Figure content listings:
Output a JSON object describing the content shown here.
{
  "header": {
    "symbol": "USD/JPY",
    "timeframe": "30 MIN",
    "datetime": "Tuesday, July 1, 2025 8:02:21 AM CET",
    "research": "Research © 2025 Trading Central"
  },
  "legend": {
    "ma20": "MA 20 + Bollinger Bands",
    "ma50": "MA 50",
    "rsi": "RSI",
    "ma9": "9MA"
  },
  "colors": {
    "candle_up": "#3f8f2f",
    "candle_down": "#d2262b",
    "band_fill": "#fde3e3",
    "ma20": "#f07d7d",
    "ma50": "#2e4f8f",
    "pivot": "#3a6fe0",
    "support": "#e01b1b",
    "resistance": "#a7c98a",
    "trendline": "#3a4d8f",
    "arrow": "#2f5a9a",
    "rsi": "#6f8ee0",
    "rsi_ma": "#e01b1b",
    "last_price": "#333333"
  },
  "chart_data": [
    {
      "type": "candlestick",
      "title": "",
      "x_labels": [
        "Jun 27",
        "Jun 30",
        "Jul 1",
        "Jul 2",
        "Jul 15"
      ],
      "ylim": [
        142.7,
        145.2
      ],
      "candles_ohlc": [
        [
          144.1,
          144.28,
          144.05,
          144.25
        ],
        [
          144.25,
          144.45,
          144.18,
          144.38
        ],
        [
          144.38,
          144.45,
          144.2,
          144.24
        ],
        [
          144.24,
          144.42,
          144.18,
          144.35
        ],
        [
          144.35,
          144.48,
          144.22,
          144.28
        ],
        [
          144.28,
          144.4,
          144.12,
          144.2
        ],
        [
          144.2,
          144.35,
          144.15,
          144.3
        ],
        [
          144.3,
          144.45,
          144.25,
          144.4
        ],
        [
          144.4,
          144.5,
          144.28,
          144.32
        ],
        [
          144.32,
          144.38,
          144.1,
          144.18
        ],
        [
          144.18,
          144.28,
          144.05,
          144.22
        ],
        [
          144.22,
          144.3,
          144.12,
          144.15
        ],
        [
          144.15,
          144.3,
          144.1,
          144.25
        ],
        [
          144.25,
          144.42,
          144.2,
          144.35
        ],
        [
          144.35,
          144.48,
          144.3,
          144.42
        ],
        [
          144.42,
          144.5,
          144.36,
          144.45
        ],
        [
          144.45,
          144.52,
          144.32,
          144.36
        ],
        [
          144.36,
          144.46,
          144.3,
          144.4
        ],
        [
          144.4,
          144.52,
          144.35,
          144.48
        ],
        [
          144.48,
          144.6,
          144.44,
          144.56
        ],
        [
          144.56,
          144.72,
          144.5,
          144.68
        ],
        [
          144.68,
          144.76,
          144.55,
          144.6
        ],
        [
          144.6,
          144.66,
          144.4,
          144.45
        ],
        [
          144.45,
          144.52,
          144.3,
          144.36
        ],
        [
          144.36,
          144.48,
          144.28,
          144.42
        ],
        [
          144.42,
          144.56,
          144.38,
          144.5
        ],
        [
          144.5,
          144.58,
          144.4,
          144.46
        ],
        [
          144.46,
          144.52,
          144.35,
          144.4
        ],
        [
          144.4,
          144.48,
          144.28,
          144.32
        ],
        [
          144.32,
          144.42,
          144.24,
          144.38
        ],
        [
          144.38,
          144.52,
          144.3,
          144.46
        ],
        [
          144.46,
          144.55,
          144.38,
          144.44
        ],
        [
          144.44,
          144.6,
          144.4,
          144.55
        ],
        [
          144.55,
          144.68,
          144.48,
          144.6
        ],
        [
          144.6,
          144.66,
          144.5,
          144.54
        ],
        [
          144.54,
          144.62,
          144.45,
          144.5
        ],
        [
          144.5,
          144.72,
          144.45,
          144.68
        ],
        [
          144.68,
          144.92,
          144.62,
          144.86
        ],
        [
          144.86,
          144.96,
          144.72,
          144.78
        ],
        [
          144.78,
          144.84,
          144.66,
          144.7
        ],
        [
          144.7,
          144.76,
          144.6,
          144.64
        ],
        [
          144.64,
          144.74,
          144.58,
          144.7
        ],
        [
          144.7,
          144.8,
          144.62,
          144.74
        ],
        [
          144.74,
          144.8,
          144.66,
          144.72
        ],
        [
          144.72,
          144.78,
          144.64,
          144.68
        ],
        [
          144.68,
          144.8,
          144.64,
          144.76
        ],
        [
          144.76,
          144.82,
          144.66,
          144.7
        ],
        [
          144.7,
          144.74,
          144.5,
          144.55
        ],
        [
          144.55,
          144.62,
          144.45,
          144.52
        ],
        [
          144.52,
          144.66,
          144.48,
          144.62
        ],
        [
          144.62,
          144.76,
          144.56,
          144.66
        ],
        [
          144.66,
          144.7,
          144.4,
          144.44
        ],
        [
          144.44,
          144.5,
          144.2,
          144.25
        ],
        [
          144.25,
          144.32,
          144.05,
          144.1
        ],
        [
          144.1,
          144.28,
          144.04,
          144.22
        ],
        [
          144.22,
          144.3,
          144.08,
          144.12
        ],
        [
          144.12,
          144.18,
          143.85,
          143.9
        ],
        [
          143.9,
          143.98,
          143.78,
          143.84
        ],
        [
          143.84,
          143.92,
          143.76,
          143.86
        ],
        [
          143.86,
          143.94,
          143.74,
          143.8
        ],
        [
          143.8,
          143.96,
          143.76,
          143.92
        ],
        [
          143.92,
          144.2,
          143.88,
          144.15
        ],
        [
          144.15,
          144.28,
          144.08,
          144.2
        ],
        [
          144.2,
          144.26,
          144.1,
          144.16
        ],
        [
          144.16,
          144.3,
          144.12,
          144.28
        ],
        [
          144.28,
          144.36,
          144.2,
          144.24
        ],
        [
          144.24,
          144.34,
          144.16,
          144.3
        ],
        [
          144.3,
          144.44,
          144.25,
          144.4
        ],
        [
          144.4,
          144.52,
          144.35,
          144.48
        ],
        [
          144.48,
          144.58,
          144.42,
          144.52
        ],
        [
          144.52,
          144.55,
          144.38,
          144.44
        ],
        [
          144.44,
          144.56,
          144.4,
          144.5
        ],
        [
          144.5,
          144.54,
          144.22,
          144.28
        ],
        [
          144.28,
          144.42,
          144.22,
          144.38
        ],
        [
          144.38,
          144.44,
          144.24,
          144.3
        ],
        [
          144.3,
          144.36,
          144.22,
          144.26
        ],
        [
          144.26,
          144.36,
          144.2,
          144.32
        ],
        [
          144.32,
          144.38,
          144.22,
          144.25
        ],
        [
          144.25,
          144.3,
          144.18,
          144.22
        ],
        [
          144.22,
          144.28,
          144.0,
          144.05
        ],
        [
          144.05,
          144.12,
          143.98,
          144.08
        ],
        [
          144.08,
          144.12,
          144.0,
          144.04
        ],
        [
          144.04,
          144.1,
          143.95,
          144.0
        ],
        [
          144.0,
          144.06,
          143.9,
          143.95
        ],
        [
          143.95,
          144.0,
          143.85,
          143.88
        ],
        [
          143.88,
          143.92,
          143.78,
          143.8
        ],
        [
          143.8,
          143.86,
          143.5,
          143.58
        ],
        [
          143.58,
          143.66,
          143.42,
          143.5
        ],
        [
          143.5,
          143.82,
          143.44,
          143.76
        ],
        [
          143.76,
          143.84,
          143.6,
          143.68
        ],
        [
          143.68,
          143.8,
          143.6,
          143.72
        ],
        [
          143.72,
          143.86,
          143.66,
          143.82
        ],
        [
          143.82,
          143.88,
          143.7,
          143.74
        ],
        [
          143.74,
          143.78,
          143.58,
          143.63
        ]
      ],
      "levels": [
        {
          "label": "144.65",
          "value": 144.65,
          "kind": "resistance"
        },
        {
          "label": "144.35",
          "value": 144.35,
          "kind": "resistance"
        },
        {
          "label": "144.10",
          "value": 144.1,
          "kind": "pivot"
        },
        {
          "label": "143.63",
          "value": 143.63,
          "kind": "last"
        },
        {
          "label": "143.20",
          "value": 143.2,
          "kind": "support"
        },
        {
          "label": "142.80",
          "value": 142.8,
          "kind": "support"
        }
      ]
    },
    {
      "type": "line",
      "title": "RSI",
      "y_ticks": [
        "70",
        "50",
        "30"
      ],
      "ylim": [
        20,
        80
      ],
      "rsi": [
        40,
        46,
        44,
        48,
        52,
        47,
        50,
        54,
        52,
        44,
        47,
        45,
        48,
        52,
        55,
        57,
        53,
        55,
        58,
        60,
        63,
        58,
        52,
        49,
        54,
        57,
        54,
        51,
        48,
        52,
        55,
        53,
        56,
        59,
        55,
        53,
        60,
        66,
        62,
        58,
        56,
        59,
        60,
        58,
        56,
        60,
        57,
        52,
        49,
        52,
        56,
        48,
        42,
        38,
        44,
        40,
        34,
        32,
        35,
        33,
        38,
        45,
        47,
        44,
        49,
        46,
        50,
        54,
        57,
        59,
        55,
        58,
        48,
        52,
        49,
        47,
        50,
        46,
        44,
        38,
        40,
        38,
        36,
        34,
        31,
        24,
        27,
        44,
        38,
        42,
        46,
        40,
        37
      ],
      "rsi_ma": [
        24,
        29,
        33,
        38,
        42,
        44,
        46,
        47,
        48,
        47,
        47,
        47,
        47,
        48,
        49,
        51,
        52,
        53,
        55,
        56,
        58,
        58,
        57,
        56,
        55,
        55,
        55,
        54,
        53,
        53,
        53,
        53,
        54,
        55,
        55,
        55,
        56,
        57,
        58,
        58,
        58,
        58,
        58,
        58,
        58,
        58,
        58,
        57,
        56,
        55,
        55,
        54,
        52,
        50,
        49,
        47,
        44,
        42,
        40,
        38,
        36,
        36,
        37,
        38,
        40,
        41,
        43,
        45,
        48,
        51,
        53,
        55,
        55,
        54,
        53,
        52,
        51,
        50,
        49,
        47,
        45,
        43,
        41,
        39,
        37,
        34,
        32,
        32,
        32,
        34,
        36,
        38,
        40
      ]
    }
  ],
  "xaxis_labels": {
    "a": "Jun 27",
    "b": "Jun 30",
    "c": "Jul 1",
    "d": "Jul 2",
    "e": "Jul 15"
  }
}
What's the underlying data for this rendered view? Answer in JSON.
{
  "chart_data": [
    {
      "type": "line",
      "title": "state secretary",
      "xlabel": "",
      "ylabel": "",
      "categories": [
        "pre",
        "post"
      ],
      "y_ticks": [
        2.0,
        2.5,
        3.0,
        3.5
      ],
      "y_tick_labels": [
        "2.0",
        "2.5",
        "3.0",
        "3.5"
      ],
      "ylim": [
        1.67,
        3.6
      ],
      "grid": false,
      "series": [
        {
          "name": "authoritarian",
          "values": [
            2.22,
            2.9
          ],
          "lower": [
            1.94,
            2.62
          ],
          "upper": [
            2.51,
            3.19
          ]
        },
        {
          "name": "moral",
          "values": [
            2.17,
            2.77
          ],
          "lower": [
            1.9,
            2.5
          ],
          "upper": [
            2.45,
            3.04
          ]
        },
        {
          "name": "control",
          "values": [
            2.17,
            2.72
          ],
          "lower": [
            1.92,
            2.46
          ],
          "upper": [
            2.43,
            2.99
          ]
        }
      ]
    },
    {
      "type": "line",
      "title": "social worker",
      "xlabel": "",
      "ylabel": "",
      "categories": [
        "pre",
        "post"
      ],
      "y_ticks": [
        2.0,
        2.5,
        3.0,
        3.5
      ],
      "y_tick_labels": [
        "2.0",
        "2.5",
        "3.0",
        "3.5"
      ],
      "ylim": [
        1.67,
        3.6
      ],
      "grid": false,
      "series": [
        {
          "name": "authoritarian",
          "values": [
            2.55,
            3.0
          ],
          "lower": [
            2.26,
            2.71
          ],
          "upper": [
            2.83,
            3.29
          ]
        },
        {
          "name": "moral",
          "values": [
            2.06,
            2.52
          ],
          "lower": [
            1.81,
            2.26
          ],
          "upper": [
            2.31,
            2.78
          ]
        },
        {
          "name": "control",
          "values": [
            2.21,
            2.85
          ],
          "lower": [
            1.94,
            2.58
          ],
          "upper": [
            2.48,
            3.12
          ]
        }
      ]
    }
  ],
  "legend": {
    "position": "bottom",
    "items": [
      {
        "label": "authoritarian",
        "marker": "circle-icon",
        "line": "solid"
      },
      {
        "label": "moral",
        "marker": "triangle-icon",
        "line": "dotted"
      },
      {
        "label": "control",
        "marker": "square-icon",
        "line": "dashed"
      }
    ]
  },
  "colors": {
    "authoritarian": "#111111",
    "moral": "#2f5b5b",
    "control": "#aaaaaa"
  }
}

- _PROBLEM REQUIREMENTS_: In the material above, find each line that contains the word "icon", and select it.

- _RESULT OF THE TASK_:
        "marker": "circle-icon",
        "marker": "triangle-icon",
        "marker": "square-icon",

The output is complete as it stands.